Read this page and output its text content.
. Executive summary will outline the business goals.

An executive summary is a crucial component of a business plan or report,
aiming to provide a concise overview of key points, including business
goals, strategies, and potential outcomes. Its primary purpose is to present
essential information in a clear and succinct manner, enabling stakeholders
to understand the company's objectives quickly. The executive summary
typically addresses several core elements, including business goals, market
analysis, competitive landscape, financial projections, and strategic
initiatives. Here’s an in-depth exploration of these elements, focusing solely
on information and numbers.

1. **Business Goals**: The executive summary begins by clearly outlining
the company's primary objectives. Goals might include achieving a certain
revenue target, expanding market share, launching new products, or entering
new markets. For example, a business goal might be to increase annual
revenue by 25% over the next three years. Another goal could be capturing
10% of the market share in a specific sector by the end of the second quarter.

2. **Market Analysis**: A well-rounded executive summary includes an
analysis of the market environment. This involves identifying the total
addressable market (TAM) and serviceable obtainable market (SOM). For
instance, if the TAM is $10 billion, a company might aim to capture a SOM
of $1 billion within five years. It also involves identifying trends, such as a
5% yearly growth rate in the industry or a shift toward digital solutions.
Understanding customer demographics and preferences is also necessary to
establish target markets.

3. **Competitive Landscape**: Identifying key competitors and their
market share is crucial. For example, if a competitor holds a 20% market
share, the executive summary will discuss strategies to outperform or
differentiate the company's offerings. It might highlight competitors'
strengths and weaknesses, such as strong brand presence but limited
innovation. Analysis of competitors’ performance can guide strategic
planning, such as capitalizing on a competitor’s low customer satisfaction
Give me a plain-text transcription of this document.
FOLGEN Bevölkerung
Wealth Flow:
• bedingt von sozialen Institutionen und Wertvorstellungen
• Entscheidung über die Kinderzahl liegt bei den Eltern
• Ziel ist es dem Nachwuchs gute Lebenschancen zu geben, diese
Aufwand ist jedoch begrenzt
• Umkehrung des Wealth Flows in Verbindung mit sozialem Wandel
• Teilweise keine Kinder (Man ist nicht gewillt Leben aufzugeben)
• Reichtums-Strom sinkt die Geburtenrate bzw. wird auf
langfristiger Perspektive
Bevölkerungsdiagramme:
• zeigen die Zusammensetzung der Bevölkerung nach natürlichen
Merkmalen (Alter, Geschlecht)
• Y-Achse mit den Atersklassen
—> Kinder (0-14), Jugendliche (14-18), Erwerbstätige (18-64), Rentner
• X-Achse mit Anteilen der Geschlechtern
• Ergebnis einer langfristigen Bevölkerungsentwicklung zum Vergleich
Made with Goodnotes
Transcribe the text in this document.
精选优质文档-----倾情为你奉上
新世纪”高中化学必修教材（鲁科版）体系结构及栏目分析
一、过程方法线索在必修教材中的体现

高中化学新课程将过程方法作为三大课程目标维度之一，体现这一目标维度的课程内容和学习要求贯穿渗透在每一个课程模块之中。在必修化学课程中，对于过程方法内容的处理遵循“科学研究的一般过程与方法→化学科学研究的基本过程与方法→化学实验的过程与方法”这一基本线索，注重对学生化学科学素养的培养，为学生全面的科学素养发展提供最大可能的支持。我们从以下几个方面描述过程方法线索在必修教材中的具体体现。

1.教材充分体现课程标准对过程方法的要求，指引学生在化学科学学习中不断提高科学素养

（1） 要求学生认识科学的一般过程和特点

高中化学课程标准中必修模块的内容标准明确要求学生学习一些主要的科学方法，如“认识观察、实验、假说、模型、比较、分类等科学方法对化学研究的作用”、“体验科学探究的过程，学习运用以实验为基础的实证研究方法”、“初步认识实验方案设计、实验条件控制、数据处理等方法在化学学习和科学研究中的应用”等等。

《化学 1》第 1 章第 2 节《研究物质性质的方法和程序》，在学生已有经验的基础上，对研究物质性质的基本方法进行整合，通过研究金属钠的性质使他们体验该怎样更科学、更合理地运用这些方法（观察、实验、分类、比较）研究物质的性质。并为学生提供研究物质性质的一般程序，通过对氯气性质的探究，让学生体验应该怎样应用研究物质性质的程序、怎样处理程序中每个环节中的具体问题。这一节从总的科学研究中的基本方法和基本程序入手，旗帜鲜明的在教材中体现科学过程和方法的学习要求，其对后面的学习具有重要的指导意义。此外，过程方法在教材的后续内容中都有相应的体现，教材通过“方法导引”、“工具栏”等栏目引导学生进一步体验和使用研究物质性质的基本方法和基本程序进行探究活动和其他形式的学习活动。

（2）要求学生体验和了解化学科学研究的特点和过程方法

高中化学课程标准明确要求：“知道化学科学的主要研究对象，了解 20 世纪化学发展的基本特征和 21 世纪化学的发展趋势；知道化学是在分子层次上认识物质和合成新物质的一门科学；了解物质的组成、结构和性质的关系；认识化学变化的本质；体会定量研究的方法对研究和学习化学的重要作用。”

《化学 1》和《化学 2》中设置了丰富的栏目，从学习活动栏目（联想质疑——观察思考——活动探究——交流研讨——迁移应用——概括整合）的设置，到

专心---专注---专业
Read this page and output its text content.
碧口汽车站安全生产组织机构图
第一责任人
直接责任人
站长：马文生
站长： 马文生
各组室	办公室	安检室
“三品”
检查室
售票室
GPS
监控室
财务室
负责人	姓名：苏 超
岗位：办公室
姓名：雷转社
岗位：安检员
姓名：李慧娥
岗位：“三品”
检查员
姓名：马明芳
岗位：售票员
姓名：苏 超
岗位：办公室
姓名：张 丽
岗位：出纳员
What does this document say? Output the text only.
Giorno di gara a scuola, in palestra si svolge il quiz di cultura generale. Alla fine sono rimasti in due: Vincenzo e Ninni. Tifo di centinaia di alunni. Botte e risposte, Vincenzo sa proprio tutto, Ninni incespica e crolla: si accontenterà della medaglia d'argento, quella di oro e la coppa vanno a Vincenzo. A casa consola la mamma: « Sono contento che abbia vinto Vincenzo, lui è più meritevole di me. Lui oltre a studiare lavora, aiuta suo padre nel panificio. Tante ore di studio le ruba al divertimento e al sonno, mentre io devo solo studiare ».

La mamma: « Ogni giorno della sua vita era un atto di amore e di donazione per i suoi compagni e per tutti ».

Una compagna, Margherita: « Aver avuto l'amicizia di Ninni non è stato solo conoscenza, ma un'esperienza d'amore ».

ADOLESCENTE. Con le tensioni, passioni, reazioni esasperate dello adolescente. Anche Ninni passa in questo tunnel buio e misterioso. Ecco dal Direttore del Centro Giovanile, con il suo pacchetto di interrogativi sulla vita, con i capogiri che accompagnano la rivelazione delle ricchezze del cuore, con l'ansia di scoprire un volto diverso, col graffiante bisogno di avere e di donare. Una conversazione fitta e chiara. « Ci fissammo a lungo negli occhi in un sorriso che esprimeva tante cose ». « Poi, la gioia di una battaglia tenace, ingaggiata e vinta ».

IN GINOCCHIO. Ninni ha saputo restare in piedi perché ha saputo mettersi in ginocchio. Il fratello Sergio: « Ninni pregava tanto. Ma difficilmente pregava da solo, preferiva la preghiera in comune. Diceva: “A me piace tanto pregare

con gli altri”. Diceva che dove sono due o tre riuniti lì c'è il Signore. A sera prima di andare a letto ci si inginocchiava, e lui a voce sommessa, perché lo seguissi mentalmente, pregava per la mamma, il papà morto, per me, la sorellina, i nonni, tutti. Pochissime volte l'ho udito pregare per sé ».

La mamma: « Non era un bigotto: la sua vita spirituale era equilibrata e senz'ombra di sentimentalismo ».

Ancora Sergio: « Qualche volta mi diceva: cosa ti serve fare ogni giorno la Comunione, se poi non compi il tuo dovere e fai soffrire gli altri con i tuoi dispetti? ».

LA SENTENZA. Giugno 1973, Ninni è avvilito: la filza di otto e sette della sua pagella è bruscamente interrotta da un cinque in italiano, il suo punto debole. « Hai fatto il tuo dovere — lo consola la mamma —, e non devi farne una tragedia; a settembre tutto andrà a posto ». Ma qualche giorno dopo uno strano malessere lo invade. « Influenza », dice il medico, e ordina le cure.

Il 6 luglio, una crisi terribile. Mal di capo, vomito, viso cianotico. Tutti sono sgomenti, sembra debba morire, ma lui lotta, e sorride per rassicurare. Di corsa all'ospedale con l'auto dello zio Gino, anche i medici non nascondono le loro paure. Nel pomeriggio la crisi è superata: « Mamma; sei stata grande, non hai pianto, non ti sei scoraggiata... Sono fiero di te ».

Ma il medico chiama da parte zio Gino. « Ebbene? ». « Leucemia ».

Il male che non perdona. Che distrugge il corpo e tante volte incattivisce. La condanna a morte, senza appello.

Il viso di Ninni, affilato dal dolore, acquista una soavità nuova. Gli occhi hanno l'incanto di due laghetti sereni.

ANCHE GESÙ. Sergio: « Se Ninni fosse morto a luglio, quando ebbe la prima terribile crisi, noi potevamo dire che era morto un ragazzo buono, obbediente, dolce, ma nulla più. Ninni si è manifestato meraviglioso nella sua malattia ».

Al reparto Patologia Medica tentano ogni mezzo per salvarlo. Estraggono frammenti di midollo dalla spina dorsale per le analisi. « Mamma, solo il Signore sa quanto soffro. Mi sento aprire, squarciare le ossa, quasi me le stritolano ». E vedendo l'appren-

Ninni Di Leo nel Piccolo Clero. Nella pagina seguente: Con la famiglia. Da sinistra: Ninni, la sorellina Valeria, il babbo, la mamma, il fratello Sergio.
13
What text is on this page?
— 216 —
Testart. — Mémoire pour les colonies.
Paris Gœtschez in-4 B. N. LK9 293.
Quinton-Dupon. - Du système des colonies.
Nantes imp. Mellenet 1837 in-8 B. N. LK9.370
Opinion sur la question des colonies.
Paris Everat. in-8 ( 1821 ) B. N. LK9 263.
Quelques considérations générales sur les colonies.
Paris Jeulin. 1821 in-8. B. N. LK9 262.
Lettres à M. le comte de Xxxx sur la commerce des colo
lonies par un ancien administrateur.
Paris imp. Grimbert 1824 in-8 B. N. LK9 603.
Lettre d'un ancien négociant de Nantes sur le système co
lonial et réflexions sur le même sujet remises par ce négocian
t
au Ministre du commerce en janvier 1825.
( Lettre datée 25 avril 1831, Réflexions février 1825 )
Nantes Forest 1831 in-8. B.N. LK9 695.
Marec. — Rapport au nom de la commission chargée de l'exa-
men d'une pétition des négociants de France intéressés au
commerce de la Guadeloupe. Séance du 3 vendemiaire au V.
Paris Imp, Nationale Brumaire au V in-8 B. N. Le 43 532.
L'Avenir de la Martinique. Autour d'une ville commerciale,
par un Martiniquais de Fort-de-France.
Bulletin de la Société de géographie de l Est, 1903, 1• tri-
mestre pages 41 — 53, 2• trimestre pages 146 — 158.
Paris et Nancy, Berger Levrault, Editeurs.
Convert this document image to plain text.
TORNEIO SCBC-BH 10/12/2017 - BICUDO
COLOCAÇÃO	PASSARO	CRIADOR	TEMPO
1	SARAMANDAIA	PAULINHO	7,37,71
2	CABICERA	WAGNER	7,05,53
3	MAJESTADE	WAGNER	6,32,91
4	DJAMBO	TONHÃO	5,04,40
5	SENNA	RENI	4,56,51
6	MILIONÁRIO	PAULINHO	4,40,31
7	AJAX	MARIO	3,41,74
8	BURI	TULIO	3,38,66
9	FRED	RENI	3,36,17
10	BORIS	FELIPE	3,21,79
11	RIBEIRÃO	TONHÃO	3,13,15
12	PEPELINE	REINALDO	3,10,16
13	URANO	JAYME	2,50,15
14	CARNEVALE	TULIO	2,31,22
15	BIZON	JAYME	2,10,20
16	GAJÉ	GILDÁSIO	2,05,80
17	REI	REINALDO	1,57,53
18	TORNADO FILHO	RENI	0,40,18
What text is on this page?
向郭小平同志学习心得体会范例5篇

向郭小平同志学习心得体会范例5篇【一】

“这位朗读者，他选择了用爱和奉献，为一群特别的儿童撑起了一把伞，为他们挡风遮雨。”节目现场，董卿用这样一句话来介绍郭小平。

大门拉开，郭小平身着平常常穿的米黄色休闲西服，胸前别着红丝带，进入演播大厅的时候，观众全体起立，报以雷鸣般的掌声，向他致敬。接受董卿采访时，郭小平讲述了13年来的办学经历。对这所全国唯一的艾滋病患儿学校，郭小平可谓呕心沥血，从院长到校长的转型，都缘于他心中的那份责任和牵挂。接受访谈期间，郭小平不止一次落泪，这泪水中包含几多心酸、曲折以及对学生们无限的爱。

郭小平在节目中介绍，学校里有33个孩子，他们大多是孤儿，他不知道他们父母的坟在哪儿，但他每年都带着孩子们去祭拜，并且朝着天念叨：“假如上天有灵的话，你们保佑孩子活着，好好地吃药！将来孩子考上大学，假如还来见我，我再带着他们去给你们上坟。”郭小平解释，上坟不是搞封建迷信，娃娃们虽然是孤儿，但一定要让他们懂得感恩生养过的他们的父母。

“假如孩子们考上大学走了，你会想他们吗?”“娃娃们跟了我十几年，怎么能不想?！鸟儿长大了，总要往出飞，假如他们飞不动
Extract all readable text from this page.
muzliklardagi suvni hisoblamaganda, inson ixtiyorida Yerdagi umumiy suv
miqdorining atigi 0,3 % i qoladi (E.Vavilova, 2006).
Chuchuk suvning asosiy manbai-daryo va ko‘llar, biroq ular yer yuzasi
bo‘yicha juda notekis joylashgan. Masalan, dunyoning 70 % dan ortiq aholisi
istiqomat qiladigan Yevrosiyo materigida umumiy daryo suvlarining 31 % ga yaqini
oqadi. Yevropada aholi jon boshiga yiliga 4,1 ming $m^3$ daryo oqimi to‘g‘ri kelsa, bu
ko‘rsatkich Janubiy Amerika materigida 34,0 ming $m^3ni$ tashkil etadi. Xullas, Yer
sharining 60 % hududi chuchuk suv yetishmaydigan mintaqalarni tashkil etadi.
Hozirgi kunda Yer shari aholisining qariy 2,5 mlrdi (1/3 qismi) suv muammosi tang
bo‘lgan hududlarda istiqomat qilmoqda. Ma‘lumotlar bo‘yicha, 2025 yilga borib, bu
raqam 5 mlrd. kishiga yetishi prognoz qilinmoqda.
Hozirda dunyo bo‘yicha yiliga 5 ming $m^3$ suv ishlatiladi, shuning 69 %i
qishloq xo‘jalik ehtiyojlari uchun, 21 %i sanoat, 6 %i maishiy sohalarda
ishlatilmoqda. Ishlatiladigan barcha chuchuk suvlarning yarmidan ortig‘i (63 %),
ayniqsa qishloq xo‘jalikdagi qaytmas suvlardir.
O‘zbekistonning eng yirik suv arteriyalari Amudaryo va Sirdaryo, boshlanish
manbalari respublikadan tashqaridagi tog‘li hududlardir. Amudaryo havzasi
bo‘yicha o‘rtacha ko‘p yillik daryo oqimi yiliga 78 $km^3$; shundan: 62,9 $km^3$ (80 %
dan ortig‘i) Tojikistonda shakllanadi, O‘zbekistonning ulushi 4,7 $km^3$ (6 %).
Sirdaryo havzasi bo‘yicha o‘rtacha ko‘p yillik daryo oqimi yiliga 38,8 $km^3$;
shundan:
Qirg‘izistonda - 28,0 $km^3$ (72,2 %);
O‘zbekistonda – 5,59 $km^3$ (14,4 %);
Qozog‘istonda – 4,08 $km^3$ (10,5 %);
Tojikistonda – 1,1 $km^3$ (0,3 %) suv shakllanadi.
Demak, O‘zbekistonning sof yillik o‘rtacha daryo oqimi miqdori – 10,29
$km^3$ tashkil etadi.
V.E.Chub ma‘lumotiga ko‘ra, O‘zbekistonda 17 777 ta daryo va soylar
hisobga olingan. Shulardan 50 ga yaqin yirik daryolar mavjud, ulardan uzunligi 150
════════
Using the material above, gather every line that includes "shakllanadi".

dan ortig‘i) Tojikistonda shakllanadi, O‘zbekistonning ulushi 4,7 $km^3$ (6 %).
Tojikistonda – 1,1 $km^3$ (0,3 %) suv shakllanadi.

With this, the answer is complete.